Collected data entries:
* Start *

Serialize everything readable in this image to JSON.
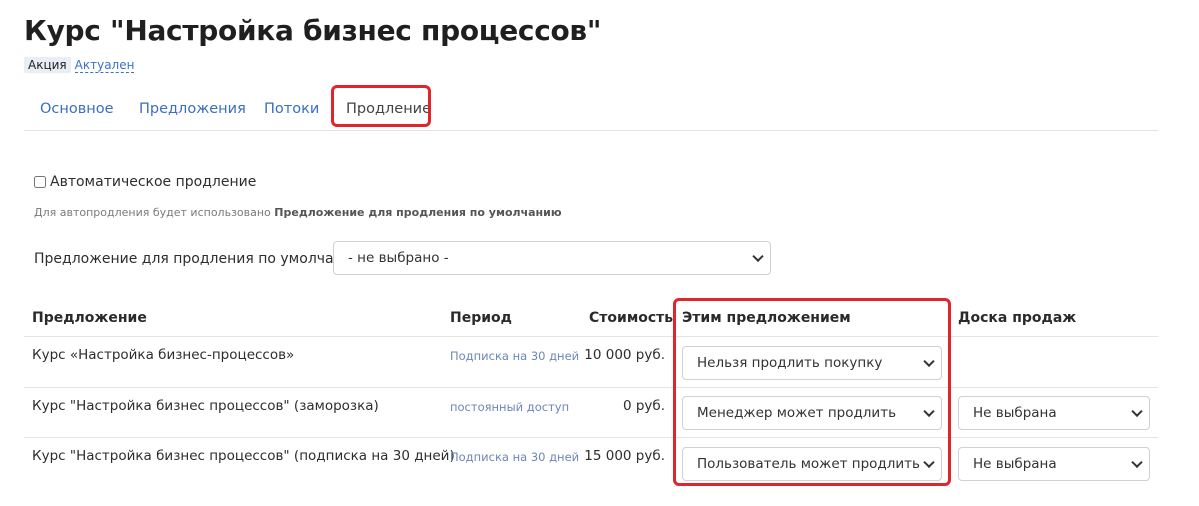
{
  "page": {
    "title": "Курс \"Настройка бизнес процессов\"",
    "tag_promo": "Акция",
    "tag_status": "Актуален"
  },
  "tabs": [
    {
      "label": "Основное"
    },
    {
      "label": "Предложения"
    },
    {
      "label": "Потоки"
    },
    {
      "label": "Продление",
      "active": true
    }
  ],
  "settings": {
    "auto_renew_label": "Автоматическое продление",
    "auto_renew_checked": false,
    "hint_prefix": "Для автопродления будет использовано",
    "hint_bold": "Предложение для продления по умолчанию",
    "default_offer_label": "Предложение для продления по умолчанию:",
    "default_offer_value": "- не выбрано -"
  },
  "table": {
    "headers": {
      "offer": "Предложение",
      "period": "Период",
      "cost": "Стоимость",
      "action": "Этим предложением",
      "board": "Доска продаж"
    },
    "rows": [
      {
        "name": "Курс «Настройка бизнес-процессов»",
        "period": "Подписка на 30 дней",
        "cost": "10 000 руб.",
        "action": "Нельзя продлить покупку",
        "board": ""
      },
      {
        "name": "Курс \"Настройка бизнес процессов\" (заморозка)",
        "period": "постоянный доступ",
        "cost": "0 руб.",
        "action": "Менеджер может продлить",
        "board": "Не выбрана"
      },
      {
        "name": "Курс \"Настройка бизнес процессов\" (подписка на 30 дней)",
        "period": "Подписка на 30 дней",
        "cost": "15 000 руб.",
        "action": "Пользователь может продлить",
        "board": "Не выбрана"
      }
    ]
  },
  "colors": {
    "highlight": "#e0262b",
    "link": "#3a6fbf"
  }
}
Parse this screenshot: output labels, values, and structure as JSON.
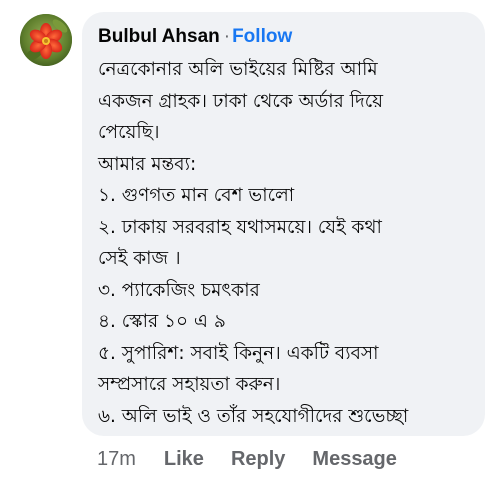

* End *

Exercise description :: Write every record out again exactly; no pictures belong in the copy.

Worked solution ::
Serialize everything readable in this image to JSON.
{
  "page": {
    "title": "Курс \"Настройка бизнес процессов\"",
    "tag_promo": "Акция",
    "tag_status": "Актуален"
  },
  "tabs": [
    {
      "label": "Основное"
    },
    {
      "label": "Предложения"
    },
    {
      "label": "Потоки"
    },
    {
      "label": "Продление",
      "active": true
    }
  ],
  "settings": {
    "auto_renew_label": "Автоматическое продление",
    "auto_renew_checked": false,
    "hint_prefix": "Для автопродления будет использовано",
    "hint_bold": "Предложение для продления по умолчанию",
    "default_offer_label": "Предложение для продления по умолчанию:",
    "default_offer_value": "- не выбрано -"
  },
  "table": {
    "headers": {
      "offer": "Предложение",
      "period": "Период",
      "cost": "Стоимость",
      "action": "Этим предложением",
      "board": "Доска продаж"
    },
    "rows": [
      {
        "name": "Курс «Настройка бизнес-процессов»",
        "period": "Подписка на 30 дней",
        "cost": "10 000 руб.",
        "action": "Нельзя продлить покупку",
        "board": ""
      },
      {
        "name": "Курс \"Настройка бизнес процессов\" (заморозка)",
        "period": "постоянный доступ",
        "cost": "0 руб.",
        "action": "Менеджер может продлить",
        "board": "Не выбрана"
      },
      {
        "name": "Курс \"Настройка бизнес процессов\" (подписка на 30 дней)",
        "period": "Подписка на 30 дней",
        "cost": "15 000 руб.",
        "action": "Пользователь может продлить",
        "board": "Не выбрана"
      }
    ]
  },
  "colors": {
    "highlight": "#e0262b",
    "link": "#3a6fbf"
  }
}
Parse this screenshot: output labels, values, and structure as JSON.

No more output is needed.